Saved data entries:
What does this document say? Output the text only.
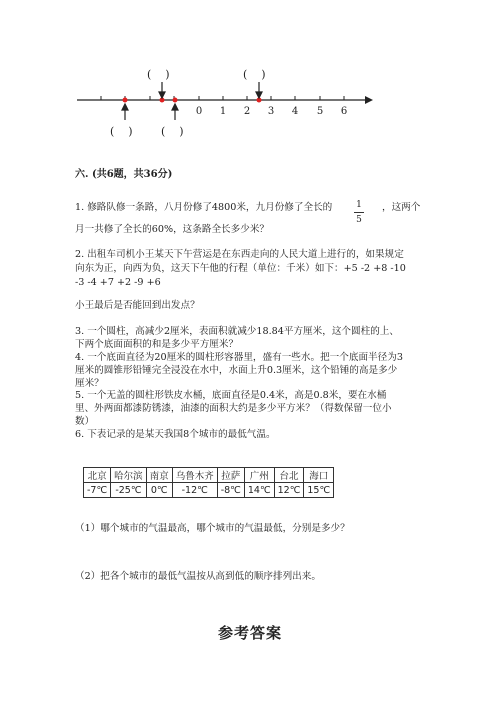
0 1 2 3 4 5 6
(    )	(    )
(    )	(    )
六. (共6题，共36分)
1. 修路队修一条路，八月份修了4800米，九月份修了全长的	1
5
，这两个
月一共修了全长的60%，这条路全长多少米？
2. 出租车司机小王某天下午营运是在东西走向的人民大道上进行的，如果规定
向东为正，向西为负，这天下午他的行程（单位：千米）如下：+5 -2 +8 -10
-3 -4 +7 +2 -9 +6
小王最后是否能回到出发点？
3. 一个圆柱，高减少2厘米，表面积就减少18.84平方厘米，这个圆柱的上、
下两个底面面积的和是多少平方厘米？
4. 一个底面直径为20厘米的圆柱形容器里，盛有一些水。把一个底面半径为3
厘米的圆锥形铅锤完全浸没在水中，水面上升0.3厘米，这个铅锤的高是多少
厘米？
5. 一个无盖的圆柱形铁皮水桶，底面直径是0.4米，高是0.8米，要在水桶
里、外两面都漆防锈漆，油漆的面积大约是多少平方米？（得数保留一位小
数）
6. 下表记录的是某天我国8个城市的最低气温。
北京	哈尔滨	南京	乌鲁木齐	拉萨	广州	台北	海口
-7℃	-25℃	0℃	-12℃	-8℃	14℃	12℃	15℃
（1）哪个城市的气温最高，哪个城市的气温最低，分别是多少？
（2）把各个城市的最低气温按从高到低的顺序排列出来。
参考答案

...

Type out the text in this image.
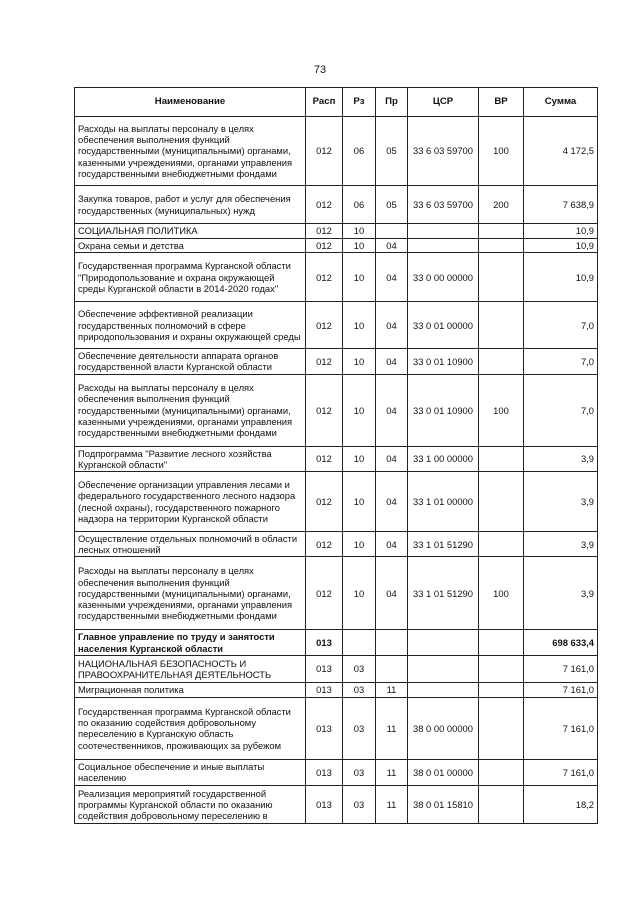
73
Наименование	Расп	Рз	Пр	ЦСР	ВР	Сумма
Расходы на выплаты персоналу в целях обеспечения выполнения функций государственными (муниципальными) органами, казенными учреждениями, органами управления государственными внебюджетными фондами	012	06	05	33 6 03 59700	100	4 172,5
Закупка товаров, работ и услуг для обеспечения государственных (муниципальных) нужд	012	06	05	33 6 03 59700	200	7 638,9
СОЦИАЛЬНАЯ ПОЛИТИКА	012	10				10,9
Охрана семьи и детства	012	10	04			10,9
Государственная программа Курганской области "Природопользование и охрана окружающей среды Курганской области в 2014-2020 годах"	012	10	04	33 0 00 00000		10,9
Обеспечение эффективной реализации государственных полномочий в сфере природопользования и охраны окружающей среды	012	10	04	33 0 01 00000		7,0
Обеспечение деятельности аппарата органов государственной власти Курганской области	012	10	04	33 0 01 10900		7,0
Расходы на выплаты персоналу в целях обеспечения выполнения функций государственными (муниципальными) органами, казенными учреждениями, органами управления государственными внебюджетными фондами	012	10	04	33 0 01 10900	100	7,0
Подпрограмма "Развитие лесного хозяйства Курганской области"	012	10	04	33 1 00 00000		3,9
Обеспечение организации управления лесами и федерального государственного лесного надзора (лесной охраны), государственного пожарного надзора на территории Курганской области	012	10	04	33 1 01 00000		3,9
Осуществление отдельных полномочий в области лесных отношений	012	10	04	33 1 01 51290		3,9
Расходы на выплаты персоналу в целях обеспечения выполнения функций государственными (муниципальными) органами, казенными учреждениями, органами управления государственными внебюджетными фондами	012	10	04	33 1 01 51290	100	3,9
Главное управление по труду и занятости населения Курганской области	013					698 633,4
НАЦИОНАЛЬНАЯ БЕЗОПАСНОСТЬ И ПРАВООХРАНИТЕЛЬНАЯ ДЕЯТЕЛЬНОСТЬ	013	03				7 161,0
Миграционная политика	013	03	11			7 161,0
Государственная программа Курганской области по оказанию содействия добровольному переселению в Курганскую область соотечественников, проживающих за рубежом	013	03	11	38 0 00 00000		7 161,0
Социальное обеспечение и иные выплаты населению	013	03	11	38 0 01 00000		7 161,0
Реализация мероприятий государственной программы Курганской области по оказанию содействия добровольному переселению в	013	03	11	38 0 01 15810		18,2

---

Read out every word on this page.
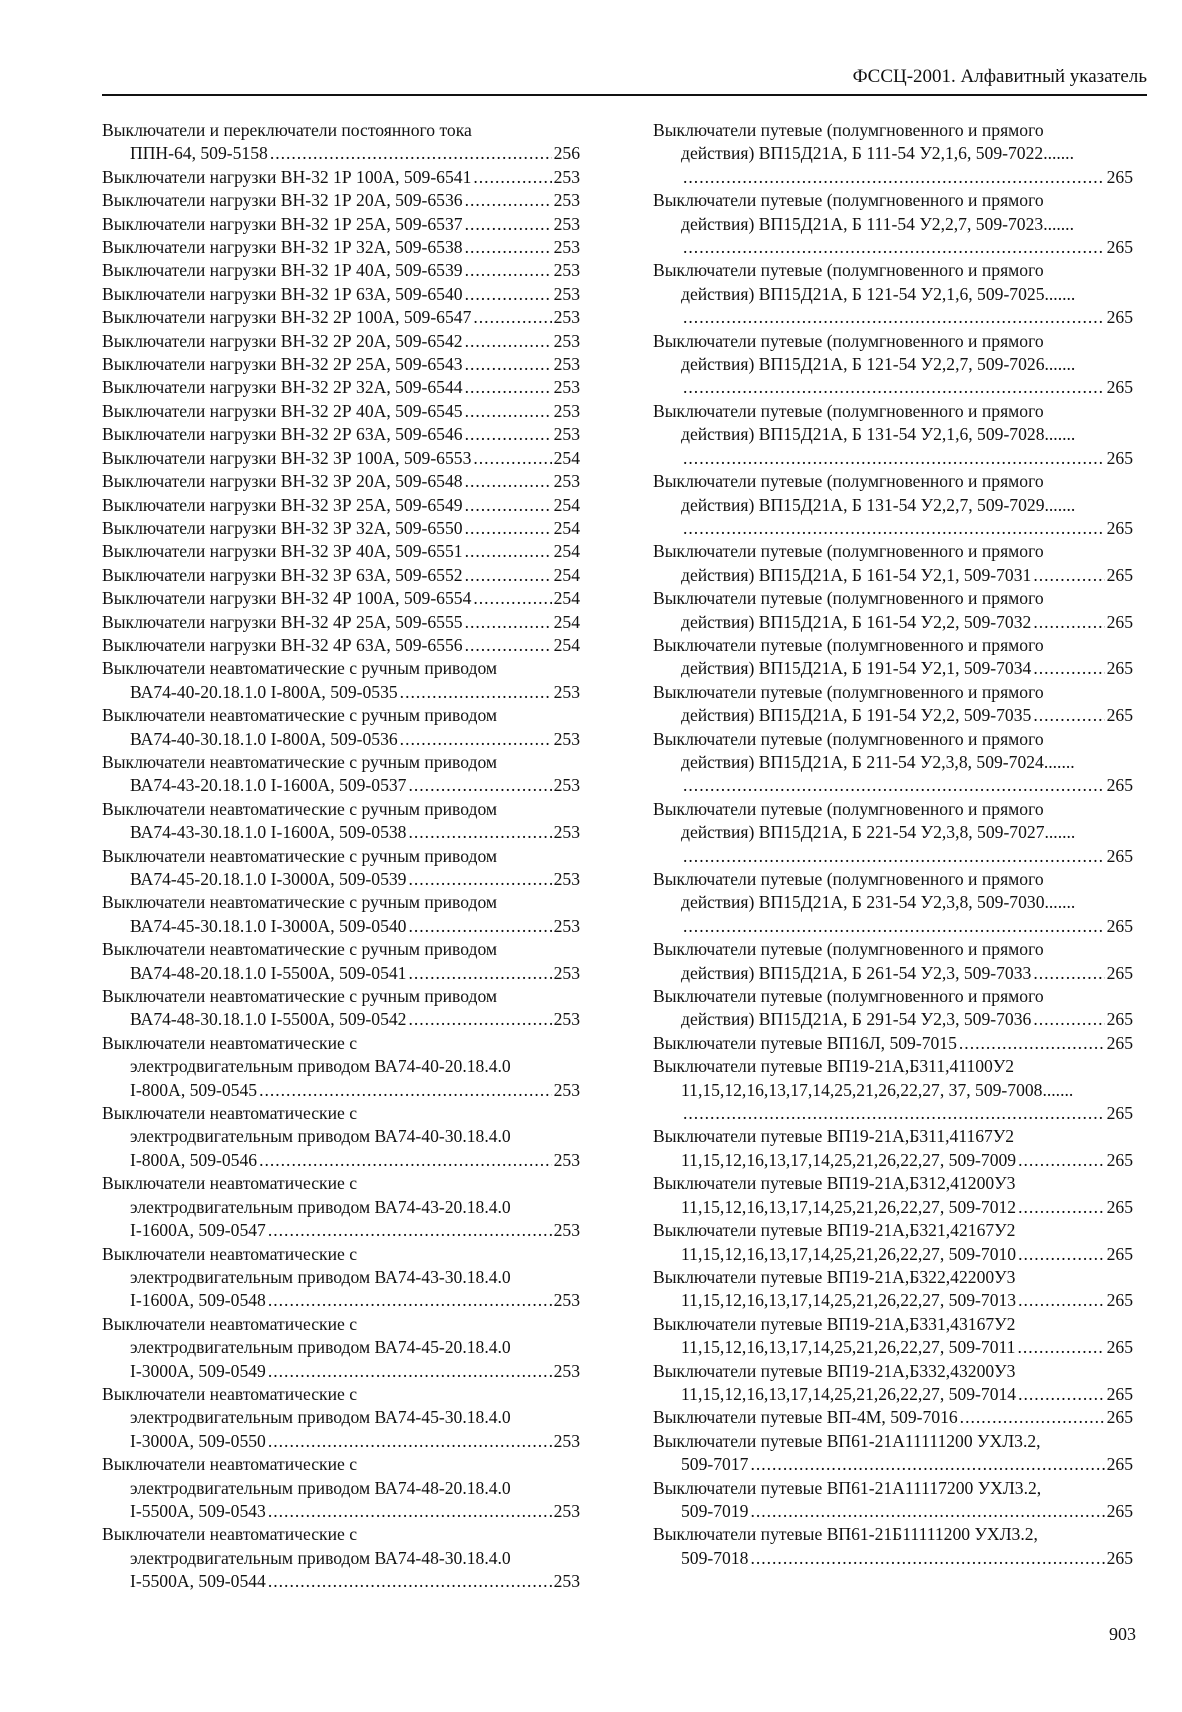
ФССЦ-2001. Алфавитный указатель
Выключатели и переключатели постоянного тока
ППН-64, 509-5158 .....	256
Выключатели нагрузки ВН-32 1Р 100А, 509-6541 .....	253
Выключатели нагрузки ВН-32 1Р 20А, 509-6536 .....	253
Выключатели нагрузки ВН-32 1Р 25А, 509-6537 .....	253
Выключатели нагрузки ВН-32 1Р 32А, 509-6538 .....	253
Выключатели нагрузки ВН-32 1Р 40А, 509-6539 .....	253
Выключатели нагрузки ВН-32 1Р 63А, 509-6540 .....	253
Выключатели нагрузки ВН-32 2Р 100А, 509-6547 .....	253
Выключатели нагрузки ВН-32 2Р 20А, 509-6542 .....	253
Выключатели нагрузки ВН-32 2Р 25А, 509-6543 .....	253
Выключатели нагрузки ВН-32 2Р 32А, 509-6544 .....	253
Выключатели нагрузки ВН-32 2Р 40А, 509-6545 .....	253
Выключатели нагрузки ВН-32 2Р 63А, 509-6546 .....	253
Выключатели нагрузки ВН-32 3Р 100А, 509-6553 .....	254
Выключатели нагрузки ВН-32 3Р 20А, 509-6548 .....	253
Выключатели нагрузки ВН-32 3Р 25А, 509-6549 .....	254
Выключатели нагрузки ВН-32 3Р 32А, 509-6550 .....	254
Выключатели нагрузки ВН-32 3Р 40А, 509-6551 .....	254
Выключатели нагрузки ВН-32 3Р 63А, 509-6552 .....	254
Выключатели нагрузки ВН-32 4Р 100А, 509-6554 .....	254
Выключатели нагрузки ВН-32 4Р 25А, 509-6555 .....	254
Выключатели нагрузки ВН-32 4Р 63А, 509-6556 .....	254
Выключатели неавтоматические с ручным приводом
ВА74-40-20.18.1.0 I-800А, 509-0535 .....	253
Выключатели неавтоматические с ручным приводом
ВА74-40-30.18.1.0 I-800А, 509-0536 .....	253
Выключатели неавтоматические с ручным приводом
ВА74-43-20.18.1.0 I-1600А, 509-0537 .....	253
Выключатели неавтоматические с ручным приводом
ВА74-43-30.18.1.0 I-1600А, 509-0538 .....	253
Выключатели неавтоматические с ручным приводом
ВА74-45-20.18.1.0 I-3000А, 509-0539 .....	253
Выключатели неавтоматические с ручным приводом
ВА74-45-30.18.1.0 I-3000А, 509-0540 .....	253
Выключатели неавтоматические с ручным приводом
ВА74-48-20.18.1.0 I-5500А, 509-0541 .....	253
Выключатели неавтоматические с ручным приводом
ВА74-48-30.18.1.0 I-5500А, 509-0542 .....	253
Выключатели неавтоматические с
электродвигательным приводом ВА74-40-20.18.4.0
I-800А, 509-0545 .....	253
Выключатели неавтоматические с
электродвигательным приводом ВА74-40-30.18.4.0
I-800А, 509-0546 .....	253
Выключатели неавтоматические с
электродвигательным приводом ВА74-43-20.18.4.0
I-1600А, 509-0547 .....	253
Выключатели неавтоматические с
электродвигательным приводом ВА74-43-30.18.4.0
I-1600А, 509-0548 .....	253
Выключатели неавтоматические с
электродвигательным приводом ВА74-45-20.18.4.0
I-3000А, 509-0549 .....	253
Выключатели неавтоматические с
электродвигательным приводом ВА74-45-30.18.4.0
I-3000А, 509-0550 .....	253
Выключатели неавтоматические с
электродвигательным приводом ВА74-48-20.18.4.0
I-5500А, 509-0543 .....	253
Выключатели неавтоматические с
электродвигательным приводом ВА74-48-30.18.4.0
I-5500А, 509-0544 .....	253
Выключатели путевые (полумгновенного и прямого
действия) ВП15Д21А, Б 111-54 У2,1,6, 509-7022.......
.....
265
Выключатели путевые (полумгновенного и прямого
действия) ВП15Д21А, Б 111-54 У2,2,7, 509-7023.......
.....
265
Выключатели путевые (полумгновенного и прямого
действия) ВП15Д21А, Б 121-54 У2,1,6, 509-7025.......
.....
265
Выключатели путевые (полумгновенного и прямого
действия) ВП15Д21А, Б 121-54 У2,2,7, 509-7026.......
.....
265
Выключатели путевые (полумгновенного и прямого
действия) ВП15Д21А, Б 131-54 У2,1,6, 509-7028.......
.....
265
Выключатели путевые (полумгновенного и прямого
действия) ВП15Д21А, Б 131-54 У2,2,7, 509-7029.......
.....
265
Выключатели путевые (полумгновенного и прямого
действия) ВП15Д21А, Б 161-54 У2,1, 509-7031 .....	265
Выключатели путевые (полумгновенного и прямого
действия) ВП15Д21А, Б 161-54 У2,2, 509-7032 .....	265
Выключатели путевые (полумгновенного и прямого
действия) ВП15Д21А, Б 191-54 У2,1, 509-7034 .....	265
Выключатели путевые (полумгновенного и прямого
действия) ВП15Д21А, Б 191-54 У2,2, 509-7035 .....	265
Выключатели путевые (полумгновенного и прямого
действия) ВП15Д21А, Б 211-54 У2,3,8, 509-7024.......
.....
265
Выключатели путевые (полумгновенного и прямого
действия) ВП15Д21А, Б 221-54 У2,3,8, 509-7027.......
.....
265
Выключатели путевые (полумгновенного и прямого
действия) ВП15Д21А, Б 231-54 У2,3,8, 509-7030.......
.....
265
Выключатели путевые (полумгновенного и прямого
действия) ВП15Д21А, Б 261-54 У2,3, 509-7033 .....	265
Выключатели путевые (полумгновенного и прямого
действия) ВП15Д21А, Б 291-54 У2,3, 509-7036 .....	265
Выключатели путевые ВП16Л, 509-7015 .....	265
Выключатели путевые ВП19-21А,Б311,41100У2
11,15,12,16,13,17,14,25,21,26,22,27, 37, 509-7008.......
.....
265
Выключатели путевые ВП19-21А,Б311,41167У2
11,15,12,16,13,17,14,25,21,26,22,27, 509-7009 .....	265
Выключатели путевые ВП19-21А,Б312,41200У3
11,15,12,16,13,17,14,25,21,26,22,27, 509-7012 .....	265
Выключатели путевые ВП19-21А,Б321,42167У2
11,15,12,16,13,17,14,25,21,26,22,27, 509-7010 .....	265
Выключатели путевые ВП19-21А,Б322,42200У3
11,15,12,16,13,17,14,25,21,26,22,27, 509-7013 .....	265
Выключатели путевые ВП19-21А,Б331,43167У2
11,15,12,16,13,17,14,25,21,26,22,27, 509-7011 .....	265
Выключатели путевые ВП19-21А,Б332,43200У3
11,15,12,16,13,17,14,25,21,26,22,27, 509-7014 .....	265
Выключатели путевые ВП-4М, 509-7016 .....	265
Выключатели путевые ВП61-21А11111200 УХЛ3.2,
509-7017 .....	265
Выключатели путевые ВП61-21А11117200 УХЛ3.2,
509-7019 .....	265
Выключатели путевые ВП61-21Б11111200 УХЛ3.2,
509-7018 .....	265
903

» WRITTEN INSTRUCTION:
Go through the material and select each line with the string "лесного" in it.

» RESULT:
Подпрограмма "Развитие лесного хозяйства Курганской области"	012	10	04	33 1 00 00000		3,9
Обеспечение организации управления лесами и федерального государственного лесного надзора (лесной охраны), государственного пожарного надзора на территории Курганской области	012	10	04	33 1 01 00000		3,9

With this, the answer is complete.